§ **WORK TO DO**
Leave out the images; return the rest of the data exactly.

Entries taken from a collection
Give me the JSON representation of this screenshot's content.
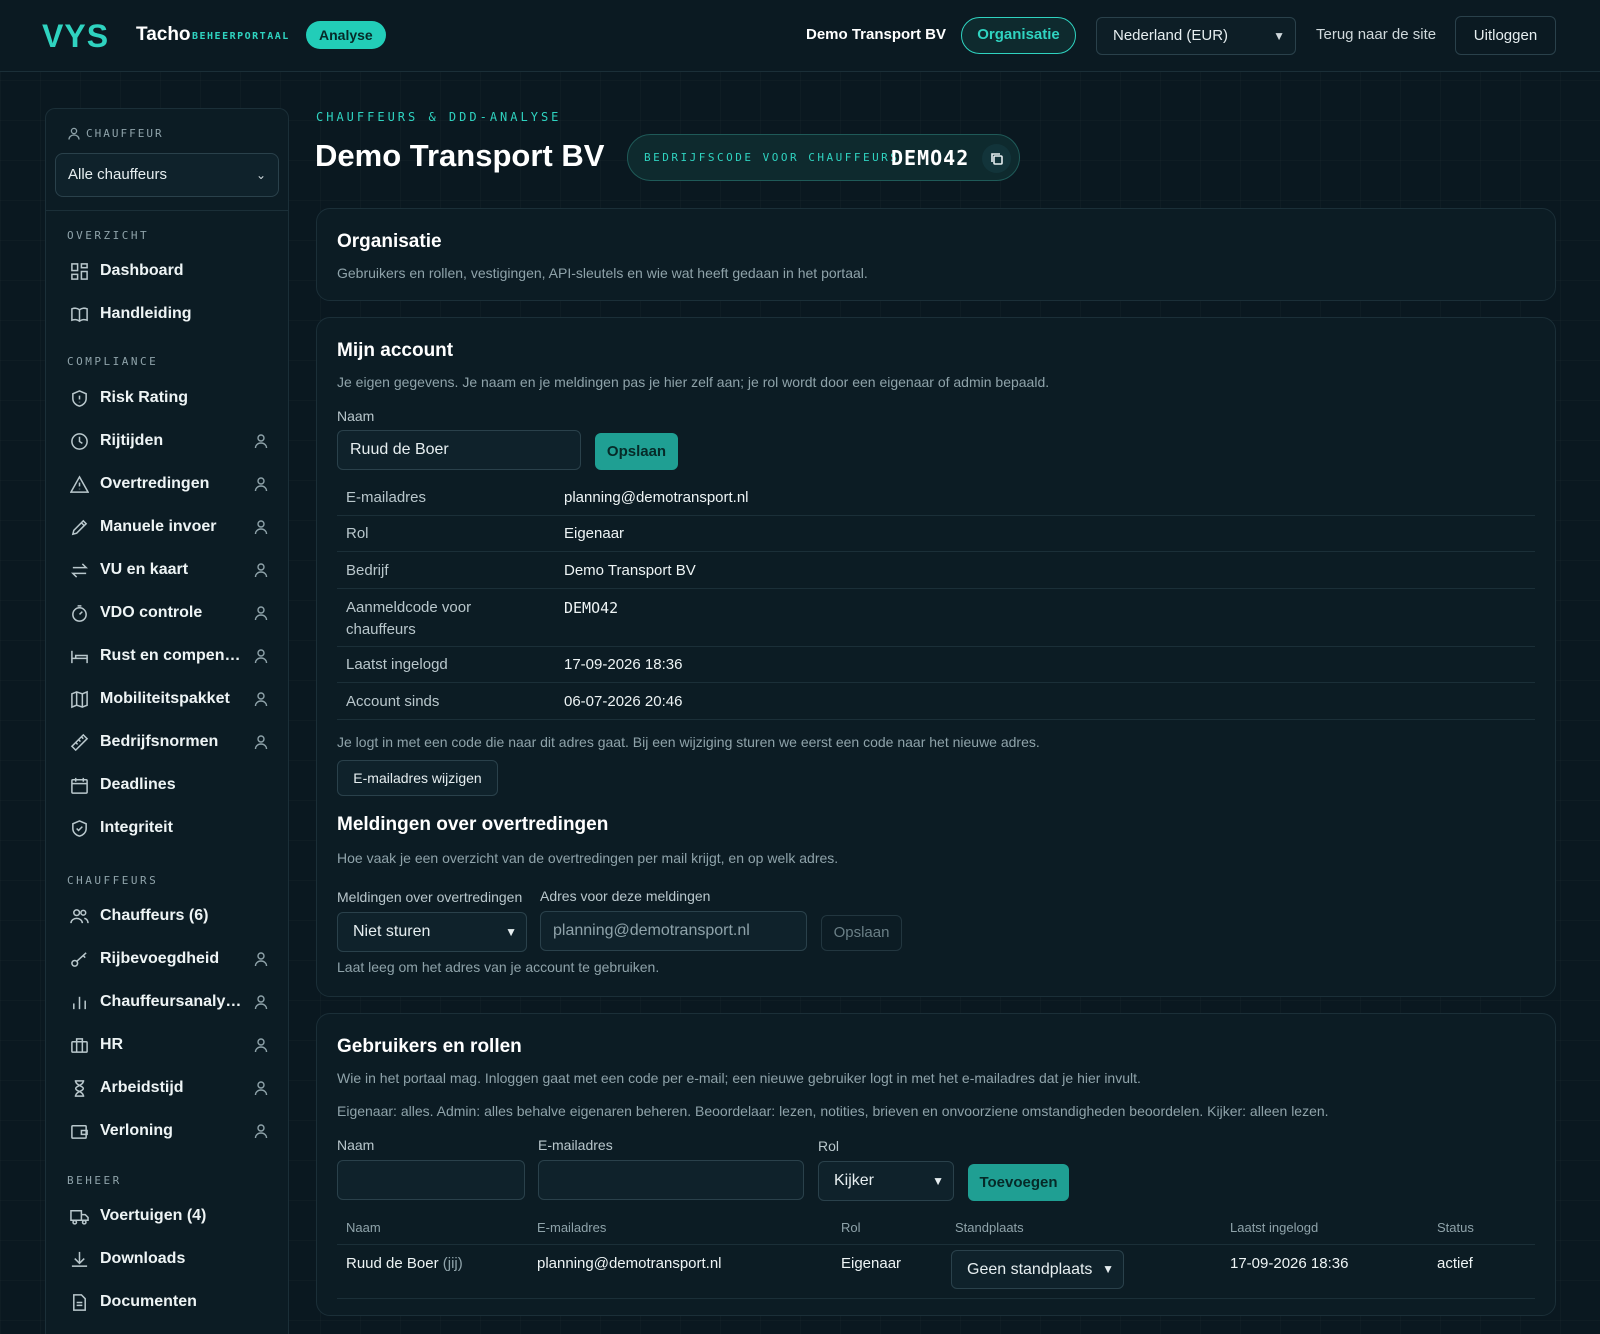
{
  "topbar": {
    "logo": "VYS",
    "brand_name": "Tacho",
    "brand_sub": "BEHEERPORTAAL",
    "badge": "Analyse",
    "org_name": "Demo Transport BV",
    "org_button": "Organisatie",
    "country_select": "Nederland (EUR)",
    "back_link": "Terug naar de site",
    "logout": "Uitloggen"
  },
  "sidebar": {
    "driver_label": "CHAUFFEUR",
    "driver_select": "Alle chauffeurs",
    "sections": [
      {
        "label": "OVERZICHT"
      },
      {
        "label": "COMPLIANCE"
      },
      {
        "label": "CHAUFFEURS"
      },
      {
        "label": "BEHEER"
      }
    ],
    "items": [
      {
        "label": "Dashboard",
        "icon": "dashboard-icon"
      },
      {
        "label": "Handleiding",
        "icon": "book-icon"
      },
      {
        "label": "Risk Rating",
        "icon": "shield-icon"
      },
      {
        "label": "Rijtijden",
        "icon": "clock-icon"
      },
      {
        "label": "Overtredingen",
        "icon": "warning-icon"
      },
      {
        "label": "Manuele invoer",
        "icon": "pencil-icon"
      },
      {
        "label": "VU en kaart",
        "icon": "transfer-icon"
      },
      {
        "label": "VDO controle",
        "icon": "stopwatch-icon"
      },
      {
        "label": "Rust en compen…",
        "icon": "bed-icon"
      },
      {
        "label": "Mobiliteitspakket",
        "icon": "map-icon"
      },
      {
        "label": "Bedrijfsnormen",
        "icon": "ruler-icon"
      },
      {
        "label": "Deadlines",
        "icon": "calendar-icon"
      },
      {
        "label": "Integriteit",
        "icon": "shield-check-icon"
      },
      {
        "label": "Chauffeurs (6)",
        "icon": "users-icon"
      },
      {
        "label": "Rijbevoegdheid",
        "icon": "key-icon"
      },
      {
        "label": "Chauffeursanaly…",
        "icon": "bar-chart-icon"
      },
      {
        "label": "HR",
        "icon": "briefcase-icon"
      },
      {
        "label": "Arbeidstijd",
        "icon": "hourglass-icon"
      },
      {
        "label": "Verloning",
        "icon": "wallet-icon"
      },
      {
        "label": "Voertuigen (4)",
        "icon": "truck-icon"
      },
      {
        "label": "Downloads",
        "icon": "download-icon"
      },
      {
        "label": "Documenten",
        "icon": "document-icon"
      }
    ]
  },
  "header": {
    "eyebrow": "CHAUFFEURS & DDD-ANALYSE",
    "title": "Demo Transport BV",
    "code_label": "BEDRIJFSCODE VOOR CHAUFFEURS",
    "code": "DEMO42"
  },
  "org_card": {
    "title": "Organisatie",
    "desc": "Gebruikers en rollen, vestigingen, API-sleutels en wie wat heeft gedaan in het portaal."
  },
  "account": {
    "title": "Mijn account",
    "desc": "Je eigen gegevens. Je naam en je meldingen pas je hier zelf aan; je rol wordt door een eigenaar of admin bepaald.",
    "name_label": "Naam",
    "name_value": "Ruud de Boer",
    "save": "Opslaan",
    "rows": [
      {
        "key": "E-mailadres",
        "value": "planning@demotransport.nl"
      },
      {
        "key": "Rol",
        "value": "Eigenaar"
      },
      {
        "key": "Bedrijf",
        "value": "Demo Transport BV"
      },
      {
        "key": "Aanmeldcode voor chauffeurs",
        "value": "DEMO42"
      },
      {
        "key": "Laatst ingelogd",
        "value": "17-09-2026 18:36"
      },
      {
        "key": "Account sinds",
        "value": "06-07-2026 20:46"
      }
    ],
    "login_note": "Je logt in met een code die naar dit adres gaat. Bij een wijziging sturen we eerst een code naar het nieuwe adres.",
    "change_email": "E-mailadres wijzigen",
    "notif_title": "Meldingen over overtredingen",
    "notif_desc": "Hoe vaak je een overzicht van de overtredingen per mail krijgt, en op welk adres.",
    "notif_freq_label": "Meldingen over overtredingen",
    "notif_freq_value": "Niet sturen",
    "notif_addr_label": "Adres voor deze meldingen",
    "notif_addr_placeholder": "planning@demotransport.nl",
    "notif_save": "Opslaan",
    "notif_hint": "Laat leeg om het adres van je account te gebruiken."
  },
  "users": {
    "title": "Gebruikers en rollen",
    "desc1": "Wie in het portaal mag. Inloggen gaat met een code per e-mail; een nieuwe gebruiker logt in met het e-mailadres dat je hier invult.",
    "desc2": "Eigenaar: alles. Admin: alles behalve eigenaren beheren. Beoordelaar: lezen, notities, brieven en onvoorziene omstandigheden beoordelen. Kijker: alleen lezen.",
    "name_label": "Naam",
    "email_label": "E-mailadres",
    "role_label": "Rol",
    "role_value": "Kijker",
    "add": "Toevoegen",
    "columns": [
      "Naam",
      "E-mailadres",
      "Rol",
      "Standplaats",
      "Laatst ingelogd",
      "Status"
    ],
    "rows": [
      {
        "name": "Ruud de Boer",
        "you": "(jij)",
        "email": "planning@demotransport.nl",
        "role": "Eigenaar",
        "location": "Geen standplaats",
        "last_login": "17-09-2026 18:36",
        "status": "actief"
      }
    ]
  },
  "colors": {
    "accent": "#2fd3c0",
    "background": "#0a1820",
    "card": "#0c1c24",
    "primary_button": "#1f9f93"
  }
}
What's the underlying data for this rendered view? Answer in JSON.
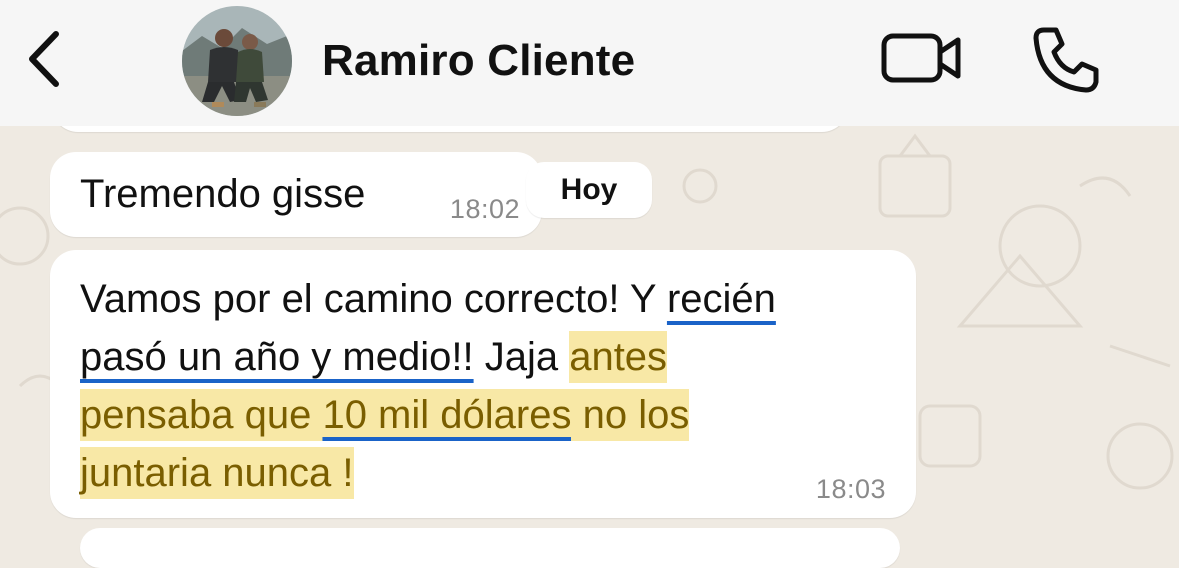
{
  "header": {
    "contact_name": "Ramiro Cliente",
    "back_icon": "chevron-left-icon",
    "video_icon": "video-camera-icon",
    "phone_icon": "phone-icon"
  },
  "messages": [
    {
      "text": "Tremendo gisse",
      "time": "18:02"
    },
    {
      "lines": [
        [
          "Vamos por el camino correcto! Y ",
          "recién"
        ],
        [
          "pasó un año y medio!!",
          " Jaja ",
          "antes"
        ],
        [
          "pensaba que ",
          "10 mil dólares",
          " no los"
        ],
        [
          "juntaria nunca !"
        ]
      ],
      "time": "18:03"
    }
  ],
  "day_chip": "Hoy",
  "colors": {
    "header_bg": "#f6f6f6",
    "chat_bg": "#efeae2",
    "bubble_bg": "#ffffff",
    "highlight": "#f8e8a6",
    "underline": "#1a63c8"
  }
}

§ **RESPONSE TO THIS EXERCISE**
Give me the JSON representation of this screenshot's content.
{
  "topbar": {
    "logo": "VYS",
    "brand_name": "Tacho",
    "brand_sub": "BEHEERPORTAAL",
    "badge": "Analyse",
    "org_name": "Demo Transport BV",
    "org_button": "Organisatie",
    "country_select": "Nederland (EUR)",
    "back_link": "Terug naar de site",
    "logout": "Uitloggen"
  },
  "sidebar": {
    "driver_label": "CHAUFFEUR",
    "driver_select": "Alle chauffeurs",
    "sections": [
      {
        "label": "OVERZICHT"
      },
      {
        "label": "COMPLIANCE"
      },
      {
        "label": "CHAUFFEURS"
      },
      {
        "label": "BEHEER"
      }
    ],
    "items": [
      {
        "label": "Dashboard",
        "icon": "dashboard-icon"
      },
      {
        "label": "Handleiding",
        "icon": "book-icon"
      },
      {
        "label": "Risk Rating",
        "icon": "shield-icon"
      },
      {
        "label": "Rijtijden",
        "icon": "clock-icon"
      },
      {
        "label": "Overtredingen",
        "icon": "warning-icon"
      },
      {
        "label": "Manuele invoer",
        "icon": "pencil-icon"
      },
      {
        "label": "VU en kaart",
        "icon": "transfer-icon"
      },
      {
        "label": "VDO controle",
        "icon": "stopwatch-icon"
      },
      {
        "label": "Rust en compen…",
        "icon": "bed-icon"
      },
      {
        "label": "Mobiliteitspakket",
        "icon": "map-icon"
      },
      {
        "label": "Bedrijfsnormen",
        "icon": "ruler-icon"
      },
      {
        "label": "Deadlines",
        "icon": "calendar-icon"
      },
      {
        "label": "Integriteit",
        "icon": "shield-check-icon"
      },
      {
        "label": "Chauffeurs (6)",
        "icon": "users-icon"
      },
      {
        "label": "Rijbevoegdheid",
        "icon": "key-icon"
      },
      {
        "label": "Chauffeursanaly…",
        "icon": "bar-chart-icon"
      },
      {
        "label": "HR",
        "icon": "briefcase-icon"
      },
      {
        "label": "Arbeidstijd",
        "icon": "hourglass-icon"
      },
      {
        "label": "Verloning",
        "icon": "wallet-icon"
      },
      {
        "label": "Voertuigen (4)",
        "icon": "truck-icon"
      },
      {
        "label": "Downloads",
        "icon": "download-icon"
      },
      {
        "label": "Documenten",
        "icon": "document-icon"
      }
    ]
  },
  "header": {
    "eyebrow": "CHAUFFEURS & DDD-ANALYSE",
    "title": "Demo Transport BV",
    "code_label": "BEDRIJFSCODE VOOR CHAUFFEURS",
    "code": "DEMO42"
  },
  "org_card": {
    "title": "Organisatie",
    "desc": "Gebruikers en rollen, vestigingen, API-sleutels en wie wat heeft gedaan in het portaal."
  },
  "account": {
    "title": "Mijn account",
    "desc": "Je eigen gegevens. Je naam en je meldingen pas je hier zelf aan; je rol wordt door een eigenaar of admin bepaald.",
    "name_label": "Naam",
    "name_value": "Ruud de Boer",
    "save": "Opslaan",
    "rows": [
      {
        "key": "E-mailadres",
        "value": "planning@demotransport.nl"
      },
      {
        "key": "Rol",
        "value": "Eigenaar"
      },
      {
        "key": "Bedrijf",
        "value": "Demo Transport BV"
      },
      {
        "key": "Aanmeldcode voor chauffeurs",
        "value": "DEMO42"
      },
      {
        "key": "Laatst ingelogd",
        "value": "17-09-2026 18:36"
      },
      {
        "key": "Account sinds",
        "value": "06-07-2026 20:46"
      }
    ],
    "login_note": "Je logt in met een code die naar dit adres gaat. Bij een wijziging sturen we eerst een code naar het nieuwe adres.",
    "change_email": "E-mailadres wijzigen",
    "notif_title": "Meldingen over overtredingen",
    "notif_desc": "Hoe vaak je een overzicht van de overtredingen per mail krijgt, en op welk adres.",
    "notif_freq_label": "Meldingen over overtredingen",
    "notif_freq_value": "Niet sturen",
    "notif_addr_label": "Adres voor deze meldingen",
    "notif_addr_placeholder": "planning@demotransport.nl",
    "notif_save": "Opslaan",
    "notif_hint": "Laat leeg om het adres van je account te gebruiken."
  },
  "users": {
    "title": "Gebruikers en rollen",
    "desc1": "Wie in het portaal mag. Inloggen gaat met een code per e-mail; een nieuwe gebruiker logt in met het e-mailadres dat je hier invult.",
    "desc2": "Eigenaar: alles. Admin: alles behalve eigenaren beheren. Beoordelaar: lezen, notities, brieven en onvoorziene omstandigheden beoordelen. Kijker: alleen lezen.",
    "name_label": "Naam",
    "email_label": "E-mailadres",
    "role_label": "Rol",
    "role_value": "Kijker",
    "add": "Toevoegen",
    "columns": [
      "Naam",
      "E-mailadres",
      "Rol",
      "Standplaats",
      "Laatst ingelogd",
      "Status"
    ],
    "rows": [
      {
        "name": "Ruud de Boer",
        "you": "(jij)",
        "email": "planning@demotransport.nl",
        "role": "Eigenaar",
        "location": "Geen standplaats",
        "last_login": "17-09-2026 18:36",
        "status": "actief"
      }
    ]
  },
  "colors": {
    "accent": "#2fd3c0",
    "background": "#0a1820",
    "card": "#0c1c24",
    "primary_button": "#1f9f93"
  }
}
What's the underlying data for this rendered view? Answer in JSON.
{
  "header": {
    "contact_name": "Ramiro Cliente",
    "back_icon": "chevron-left-icon",
    "video_icon": "video-camera-icon",
    "phone_icon": "phone-icon"
  },
  "messages": [
    {
      "text": "Tremendo gisse",
      "time": "18:02"
    },
    {
      "lines": [
        [
          "Vamos por el camino correcto! Y ",
          "recién"
        ],
        [
          "pasó un año y medio!!",
          " Jaja ",
          "antes"
        ],
        [
          "pensaba que ",
          "10 mil dólares",
          " no los"
        ],
        [
          "juntaria nunca !"
        ]
      ],
      "time": "18:03"
    }
  ],
  "day_chip": "Hoy",
  "colors": {
    "header_bg": "#f6f6f6",
    "chat_bg": "#efeae2",
    "bubble_bg": "#ffffff",
    "highlight": "#f8e8a6",
    "underline": "#1a63c8"
  }
}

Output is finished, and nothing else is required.